REQUEST: Copy the lines verbatim, beginning with the line that contains "Read all visible content and emit it as JSON." and continuing through the end of the data, and only those lines.

(Stored dataset items)
==========
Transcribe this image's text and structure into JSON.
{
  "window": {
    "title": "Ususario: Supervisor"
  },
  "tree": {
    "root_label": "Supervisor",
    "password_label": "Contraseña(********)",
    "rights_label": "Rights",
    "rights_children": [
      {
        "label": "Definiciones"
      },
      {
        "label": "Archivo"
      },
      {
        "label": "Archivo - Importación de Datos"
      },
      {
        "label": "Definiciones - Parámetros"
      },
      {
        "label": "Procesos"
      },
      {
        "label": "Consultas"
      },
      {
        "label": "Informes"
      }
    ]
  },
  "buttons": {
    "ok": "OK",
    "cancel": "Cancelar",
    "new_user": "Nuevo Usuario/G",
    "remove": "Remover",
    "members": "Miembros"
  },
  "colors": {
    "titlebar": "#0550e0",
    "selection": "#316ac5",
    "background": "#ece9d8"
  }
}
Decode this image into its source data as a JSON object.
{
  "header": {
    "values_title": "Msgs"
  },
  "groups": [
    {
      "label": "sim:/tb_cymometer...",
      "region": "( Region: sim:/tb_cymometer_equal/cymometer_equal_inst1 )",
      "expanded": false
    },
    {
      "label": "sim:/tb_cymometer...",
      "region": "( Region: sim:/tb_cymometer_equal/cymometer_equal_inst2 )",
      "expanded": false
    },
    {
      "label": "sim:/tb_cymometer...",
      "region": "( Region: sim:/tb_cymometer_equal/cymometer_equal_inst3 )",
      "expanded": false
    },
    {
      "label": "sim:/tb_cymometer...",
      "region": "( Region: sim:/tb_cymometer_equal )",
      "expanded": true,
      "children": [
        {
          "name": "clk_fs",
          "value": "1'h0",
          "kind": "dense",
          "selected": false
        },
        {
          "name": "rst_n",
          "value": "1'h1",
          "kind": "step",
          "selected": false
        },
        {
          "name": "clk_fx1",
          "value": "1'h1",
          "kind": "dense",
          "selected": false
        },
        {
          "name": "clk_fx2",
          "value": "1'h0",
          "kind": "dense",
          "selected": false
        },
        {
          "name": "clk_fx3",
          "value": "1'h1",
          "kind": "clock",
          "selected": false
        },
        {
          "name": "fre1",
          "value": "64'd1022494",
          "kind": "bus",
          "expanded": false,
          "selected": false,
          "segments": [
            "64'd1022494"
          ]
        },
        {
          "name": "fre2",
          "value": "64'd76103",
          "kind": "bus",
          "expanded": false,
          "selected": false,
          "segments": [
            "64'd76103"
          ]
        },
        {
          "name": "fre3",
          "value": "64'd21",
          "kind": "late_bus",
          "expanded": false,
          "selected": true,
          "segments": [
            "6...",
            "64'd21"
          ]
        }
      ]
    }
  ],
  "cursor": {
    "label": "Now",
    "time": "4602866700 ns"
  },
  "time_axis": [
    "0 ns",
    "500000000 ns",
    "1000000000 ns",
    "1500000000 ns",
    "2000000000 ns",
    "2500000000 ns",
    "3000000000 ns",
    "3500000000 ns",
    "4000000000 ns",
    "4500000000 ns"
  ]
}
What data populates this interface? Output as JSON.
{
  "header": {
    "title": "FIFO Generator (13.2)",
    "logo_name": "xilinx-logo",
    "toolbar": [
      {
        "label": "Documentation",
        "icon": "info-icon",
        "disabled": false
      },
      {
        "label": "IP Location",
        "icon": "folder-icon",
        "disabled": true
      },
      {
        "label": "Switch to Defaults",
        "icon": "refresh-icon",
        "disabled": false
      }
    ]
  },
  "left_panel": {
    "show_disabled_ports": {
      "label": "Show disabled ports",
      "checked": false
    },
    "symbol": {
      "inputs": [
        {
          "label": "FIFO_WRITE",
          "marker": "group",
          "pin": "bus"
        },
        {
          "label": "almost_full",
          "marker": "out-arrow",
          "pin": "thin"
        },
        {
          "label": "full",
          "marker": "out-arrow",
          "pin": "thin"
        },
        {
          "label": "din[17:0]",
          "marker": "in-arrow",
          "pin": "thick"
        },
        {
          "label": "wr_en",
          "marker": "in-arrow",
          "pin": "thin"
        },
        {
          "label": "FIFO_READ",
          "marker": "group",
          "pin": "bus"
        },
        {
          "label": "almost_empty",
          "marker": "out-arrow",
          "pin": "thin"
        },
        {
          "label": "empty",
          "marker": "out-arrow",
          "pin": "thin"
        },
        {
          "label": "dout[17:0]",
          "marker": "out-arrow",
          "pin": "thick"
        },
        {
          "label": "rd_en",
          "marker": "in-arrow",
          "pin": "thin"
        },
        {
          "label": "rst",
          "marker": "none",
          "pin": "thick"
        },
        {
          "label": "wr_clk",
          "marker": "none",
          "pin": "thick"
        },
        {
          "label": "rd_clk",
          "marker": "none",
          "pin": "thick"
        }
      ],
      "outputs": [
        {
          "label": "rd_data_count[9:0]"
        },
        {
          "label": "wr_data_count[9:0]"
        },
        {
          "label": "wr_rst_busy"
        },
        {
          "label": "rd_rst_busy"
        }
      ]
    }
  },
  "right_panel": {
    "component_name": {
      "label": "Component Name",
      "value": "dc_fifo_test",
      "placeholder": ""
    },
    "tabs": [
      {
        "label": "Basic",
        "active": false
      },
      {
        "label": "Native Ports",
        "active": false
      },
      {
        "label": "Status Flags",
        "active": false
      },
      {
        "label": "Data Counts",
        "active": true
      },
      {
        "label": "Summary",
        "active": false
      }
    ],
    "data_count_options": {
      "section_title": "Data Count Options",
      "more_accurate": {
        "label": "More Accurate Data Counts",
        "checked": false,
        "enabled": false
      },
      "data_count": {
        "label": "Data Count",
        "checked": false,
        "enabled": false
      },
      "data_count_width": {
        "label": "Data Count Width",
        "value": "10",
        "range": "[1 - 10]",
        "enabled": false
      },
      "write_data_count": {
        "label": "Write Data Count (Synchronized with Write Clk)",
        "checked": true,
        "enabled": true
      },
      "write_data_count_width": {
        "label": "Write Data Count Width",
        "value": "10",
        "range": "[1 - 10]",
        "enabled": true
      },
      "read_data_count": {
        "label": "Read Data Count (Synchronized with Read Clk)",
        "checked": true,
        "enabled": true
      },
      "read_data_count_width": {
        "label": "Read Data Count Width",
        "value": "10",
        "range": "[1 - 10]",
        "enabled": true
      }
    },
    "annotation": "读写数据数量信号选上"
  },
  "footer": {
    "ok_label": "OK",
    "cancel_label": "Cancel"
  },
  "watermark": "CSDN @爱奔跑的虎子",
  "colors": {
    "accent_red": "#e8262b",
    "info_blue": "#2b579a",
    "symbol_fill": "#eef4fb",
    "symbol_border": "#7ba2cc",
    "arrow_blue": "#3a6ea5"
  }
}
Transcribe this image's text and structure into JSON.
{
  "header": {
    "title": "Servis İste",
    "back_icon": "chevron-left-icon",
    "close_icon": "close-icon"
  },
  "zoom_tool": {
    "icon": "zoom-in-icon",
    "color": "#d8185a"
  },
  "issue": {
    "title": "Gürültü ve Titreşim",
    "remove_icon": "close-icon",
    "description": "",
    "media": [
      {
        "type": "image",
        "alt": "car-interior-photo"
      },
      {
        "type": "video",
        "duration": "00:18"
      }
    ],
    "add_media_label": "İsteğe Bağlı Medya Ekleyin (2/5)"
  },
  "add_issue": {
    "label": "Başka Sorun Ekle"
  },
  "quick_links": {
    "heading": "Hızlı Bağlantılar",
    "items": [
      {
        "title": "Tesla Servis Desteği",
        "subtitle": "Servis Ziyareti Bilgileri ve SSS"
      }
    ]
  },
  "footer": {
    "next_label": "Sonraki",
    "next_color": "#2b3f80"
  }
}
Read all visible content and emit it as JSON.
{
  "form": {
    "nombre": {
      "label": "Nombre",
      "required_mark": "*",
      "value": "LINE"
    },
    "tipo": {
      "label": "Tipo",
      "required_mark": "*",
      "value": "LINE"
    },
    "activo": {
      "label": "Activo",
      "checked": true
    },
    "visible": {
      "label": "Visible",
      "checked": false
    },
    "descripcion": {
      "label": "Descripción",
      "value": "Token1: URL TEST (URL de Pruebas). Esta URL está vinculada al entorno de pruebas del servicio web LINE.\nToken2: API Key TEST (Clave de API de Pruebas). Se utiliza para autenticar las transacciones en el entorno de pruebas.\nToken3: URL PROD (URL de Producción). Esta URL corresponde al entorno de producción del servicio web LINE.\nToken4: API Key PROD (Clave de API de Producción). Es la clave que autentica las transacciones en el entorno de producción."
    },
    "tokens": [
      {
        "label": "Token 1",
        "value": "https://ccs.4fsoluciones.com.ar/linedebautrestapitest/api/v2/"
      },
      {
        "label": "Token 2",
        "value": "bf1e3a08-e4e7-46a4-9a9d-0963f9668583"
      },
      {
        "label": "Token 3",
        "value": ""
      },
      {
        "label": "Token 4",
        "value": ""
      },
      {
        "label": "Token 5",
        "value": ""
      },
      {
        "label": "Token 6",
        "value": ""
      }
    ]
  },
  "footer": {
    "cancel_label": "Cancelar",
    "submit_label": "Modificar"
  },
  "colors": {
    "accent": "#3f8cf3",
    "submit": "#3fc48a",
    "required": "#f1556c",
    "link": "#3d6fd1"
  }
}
==========
EXERCISE ANSWER:
Read all visible content and emit it as JSON.
{
  "form": {
    "nombre": {
      "label": "Nombre",
      "required_mark": "*",
      "value": "LINE"
    },
    "tipo": {
      "label": "Tipo",
      "required_mark": "*",
      "value": "LINE"
    },
    "activo": {
      "label": "Activo",
      "checked": true
    },
    "visible": {
      "label": "Visible",
      "checked": false
    },
    "descripcion": {
      "label": "Descripción",
      "value": "Token1: URL TEST (URL de Pruebas). Esta URL está vinculada al entorno de pruebas del servicio web LINE.\nToken2: API Key TEST (Clave de API de Pruebas). Se utiliza para autenticar las transacciones en el entorno de pruebas.\nToken3: URL PROD (URL de Producción). Esta URL corresponde al entorno de producción del servicio web LINE.\nToken4: API Key PROD (Clave de API de Producción). Es la clave que autentica las transacciones en el entorno de producción."
    },
    "tokens": [
      {
        "label": "Token 1",
        "value": "https://ccs.4fsoluciones.com.ar/linedebautrestapitest/api/v2/"
      },
      {
        "label": "Token 2",
        "value": "bf1e3a08-e4e7-46a4-9a9d-0963f9668583"
      },
      {
        "label": "Token 3",
        "value": ""
      },
      {
        "label": "Token 4",
        "value": ""
      },
      {
        "label": "Token 5",
        "value": ""
      },
      {
        "label": "Token 6",
        "value": ""
      }
    ]
  },
  "footer": {
    "cancel_label": "Cancelar",
    "submit_label": "Modificar"
  },
  "colors": {
    "accent": "#3f8cf3",
    "submit": "#3fc48a",
    "required": "#f1556c",
    "link": "#3d6fd1"
  }
}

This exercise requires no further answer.